Written exercise = Present each line of the entries below that holds the word "spread".

# # # #

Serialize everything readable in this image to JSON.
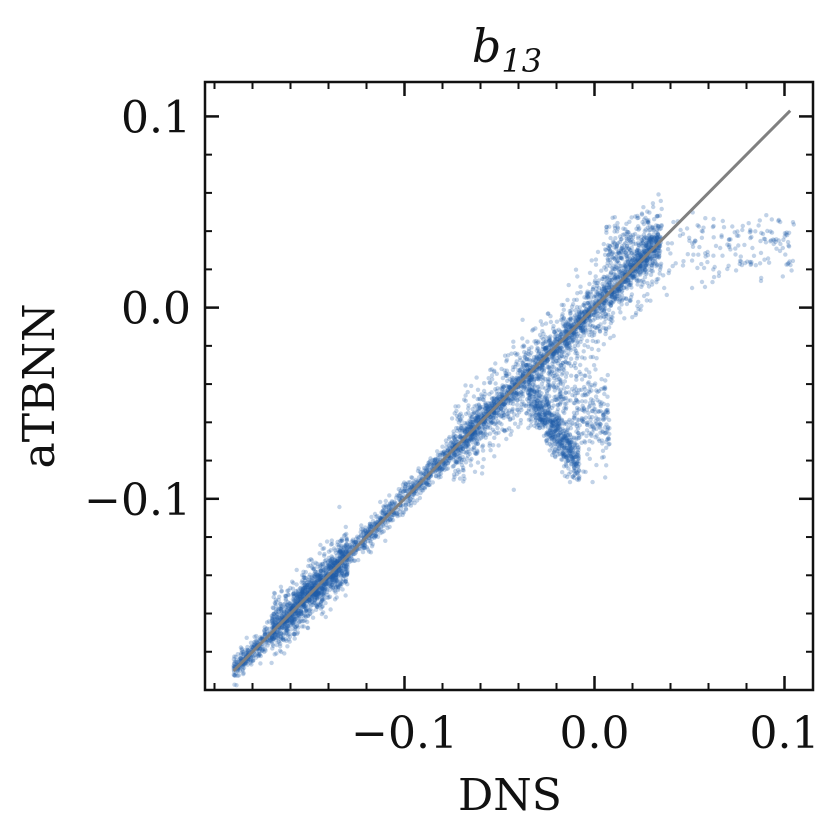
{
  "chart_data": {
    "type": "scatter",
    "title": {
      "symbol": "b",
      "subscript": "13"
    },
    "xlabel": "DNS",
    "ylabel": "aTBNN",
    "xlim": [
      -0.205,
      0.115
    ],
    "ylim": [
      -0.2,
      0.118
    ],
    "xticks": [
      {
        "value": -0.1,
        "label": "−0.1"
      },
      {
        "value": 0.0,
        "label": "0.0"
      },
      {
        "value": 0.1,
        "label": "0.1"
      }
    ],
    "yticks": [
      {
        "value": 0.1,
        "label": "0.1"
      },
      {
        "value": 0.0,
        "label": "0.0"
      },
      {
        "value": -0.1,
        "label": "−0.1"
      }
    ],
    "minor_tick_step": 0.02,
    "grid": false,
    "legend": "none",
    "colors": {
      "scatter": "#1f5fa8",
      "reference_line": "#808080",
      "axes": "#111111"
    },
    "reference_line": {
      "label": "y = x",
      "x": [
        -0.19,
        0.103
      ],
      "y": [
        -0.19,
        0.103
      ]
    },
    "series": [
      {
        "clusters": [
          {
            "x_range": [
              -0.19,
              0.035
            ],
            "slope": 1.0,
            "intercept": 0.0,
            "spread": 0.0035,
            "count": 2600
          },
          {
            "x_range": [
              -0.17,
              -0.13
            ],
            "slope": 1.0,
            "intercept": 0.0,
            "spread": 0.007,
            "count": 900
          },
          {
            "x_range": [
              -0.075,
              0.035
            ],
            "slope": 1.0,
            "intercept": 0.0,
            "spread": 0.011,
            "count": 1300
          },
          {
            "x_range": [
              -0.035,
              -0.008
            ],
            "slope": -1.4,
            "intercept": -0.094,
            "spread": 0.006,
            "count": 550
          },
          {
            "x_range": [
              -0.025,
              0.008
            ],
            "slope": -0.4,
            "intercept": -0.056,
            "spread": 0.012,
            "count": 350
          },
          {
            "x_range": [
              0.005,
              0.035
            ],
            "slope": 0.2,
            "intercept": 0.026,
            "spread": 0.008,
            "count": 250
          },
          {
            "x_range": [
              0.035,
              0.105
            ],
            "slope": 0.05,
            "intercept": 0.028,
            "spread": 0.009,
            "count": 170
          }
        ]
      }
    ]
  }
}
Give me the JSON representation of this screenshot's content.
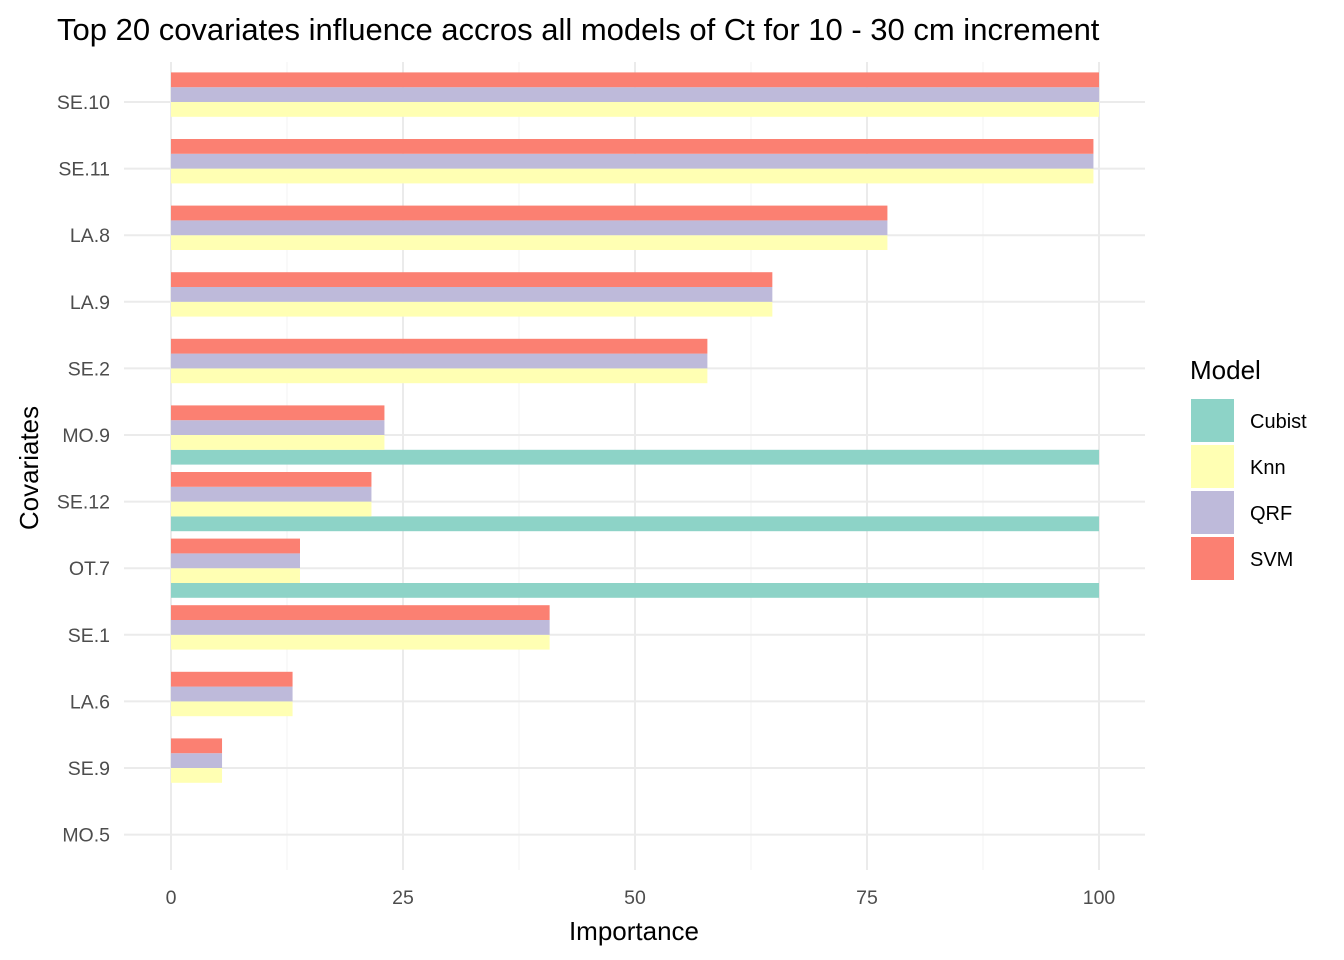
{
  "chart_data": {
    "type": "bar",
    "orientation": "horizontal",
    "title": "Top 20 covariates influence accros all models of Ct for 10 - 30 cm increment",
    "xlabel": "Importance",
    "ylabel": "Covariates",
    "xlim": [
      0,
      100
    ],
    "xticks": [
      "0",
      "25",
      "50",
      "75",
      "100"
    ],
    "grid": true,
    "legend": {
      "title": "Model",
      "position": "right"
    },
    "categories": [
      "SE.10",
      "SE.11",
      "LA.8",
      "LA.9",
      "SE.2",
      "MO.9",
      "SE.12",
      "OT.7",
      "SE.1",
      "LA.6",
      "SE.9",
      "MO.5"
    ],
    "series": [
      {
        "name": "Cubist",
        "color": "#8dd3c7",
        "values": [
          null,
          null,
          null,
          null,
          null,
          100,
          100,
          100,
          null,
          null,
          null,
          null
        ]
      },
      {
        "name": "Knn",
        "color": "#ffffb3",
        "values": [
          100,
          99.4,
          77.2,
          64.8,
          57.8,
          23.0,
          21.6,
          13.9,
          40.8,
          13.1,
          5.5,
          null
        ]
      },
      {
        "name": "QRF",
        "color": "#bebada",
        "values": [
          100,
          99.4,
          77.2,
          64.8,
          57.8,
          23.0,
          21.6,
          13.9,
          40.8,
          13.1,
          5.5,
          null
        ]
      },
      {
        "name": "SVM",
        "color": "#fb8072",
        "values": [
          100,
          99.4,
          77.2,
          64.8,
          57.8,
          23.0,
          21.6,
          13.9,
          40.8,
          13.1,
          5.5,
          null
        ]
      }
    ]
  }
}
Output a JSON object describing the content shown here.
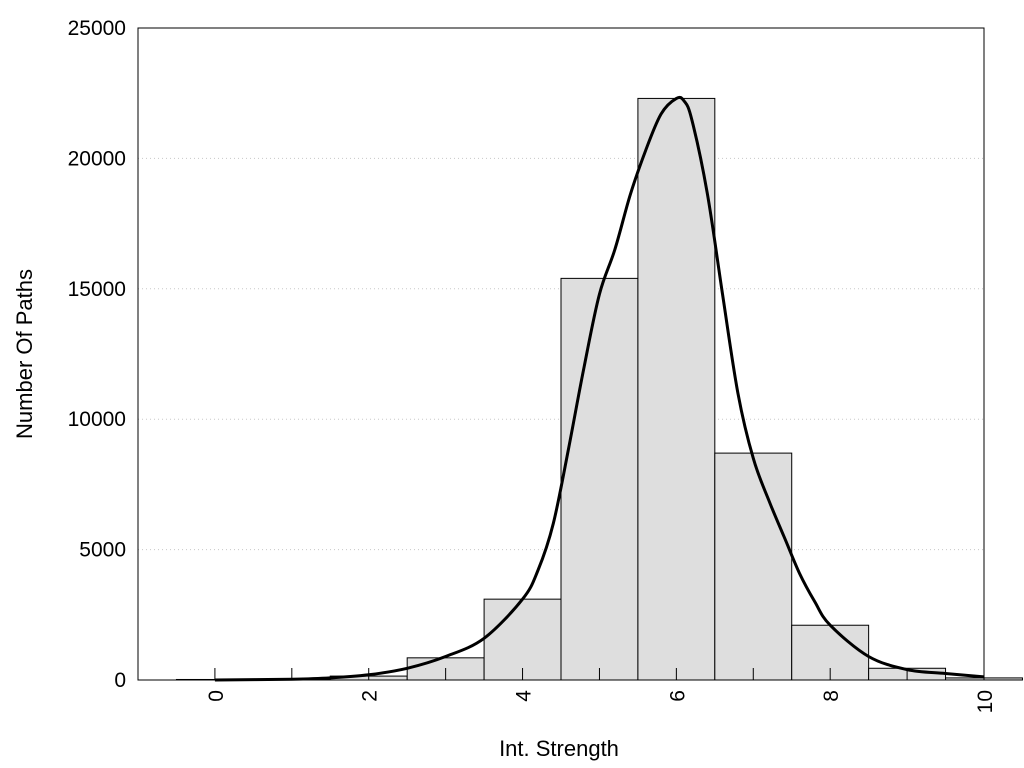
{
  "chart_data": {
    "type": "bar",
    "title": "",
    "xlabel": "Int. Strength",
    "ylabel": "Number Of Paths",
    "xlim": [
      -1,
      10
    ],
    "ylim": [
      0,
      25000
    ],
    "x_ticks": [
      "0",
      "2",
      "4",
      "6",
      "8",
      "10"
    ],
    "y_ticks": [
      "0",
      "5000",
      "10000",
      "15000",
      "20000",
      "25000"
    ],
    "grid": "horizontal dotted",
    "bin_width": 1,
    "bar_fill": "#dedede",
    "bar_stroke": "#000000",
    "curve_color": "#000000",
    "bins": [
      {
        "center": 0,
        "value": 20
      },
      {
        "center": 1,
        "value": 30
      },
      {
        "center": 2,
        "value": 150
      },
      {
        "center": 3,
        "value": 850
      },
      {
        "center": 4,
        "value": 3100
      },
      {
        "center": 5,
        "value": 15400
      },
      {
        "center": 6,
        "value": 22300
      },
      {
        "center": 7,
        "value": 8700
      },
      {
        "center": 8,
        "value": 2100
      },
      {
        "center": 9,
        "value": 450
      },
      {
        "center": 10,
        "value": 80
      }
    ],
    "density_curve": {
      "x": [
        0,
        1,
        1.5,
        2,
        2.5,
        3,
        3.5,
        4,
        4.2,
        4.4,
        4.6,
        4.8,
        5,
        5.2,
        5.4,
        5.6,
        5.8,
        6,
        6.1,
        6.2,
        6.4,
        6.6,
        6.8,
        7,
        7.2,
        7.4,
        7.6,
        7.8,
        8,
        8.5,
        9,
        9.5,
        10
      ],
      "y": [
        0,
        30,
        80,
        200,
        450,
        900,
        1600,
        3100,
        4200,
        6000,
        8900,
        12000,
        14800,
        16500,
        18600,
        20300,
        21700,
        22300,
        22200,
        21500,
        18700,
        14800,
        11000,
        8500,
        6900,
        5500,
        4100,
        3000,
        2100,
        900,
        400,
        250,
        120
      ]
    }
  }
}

# # # #

Written solution =
            "spread": 0.0035,
            "spread": 0.007,
            "spread": 0.011,
            "spread": 0.006,
            "spread": 0.012,
            "spread": 0.008,
            "spread": 0.009,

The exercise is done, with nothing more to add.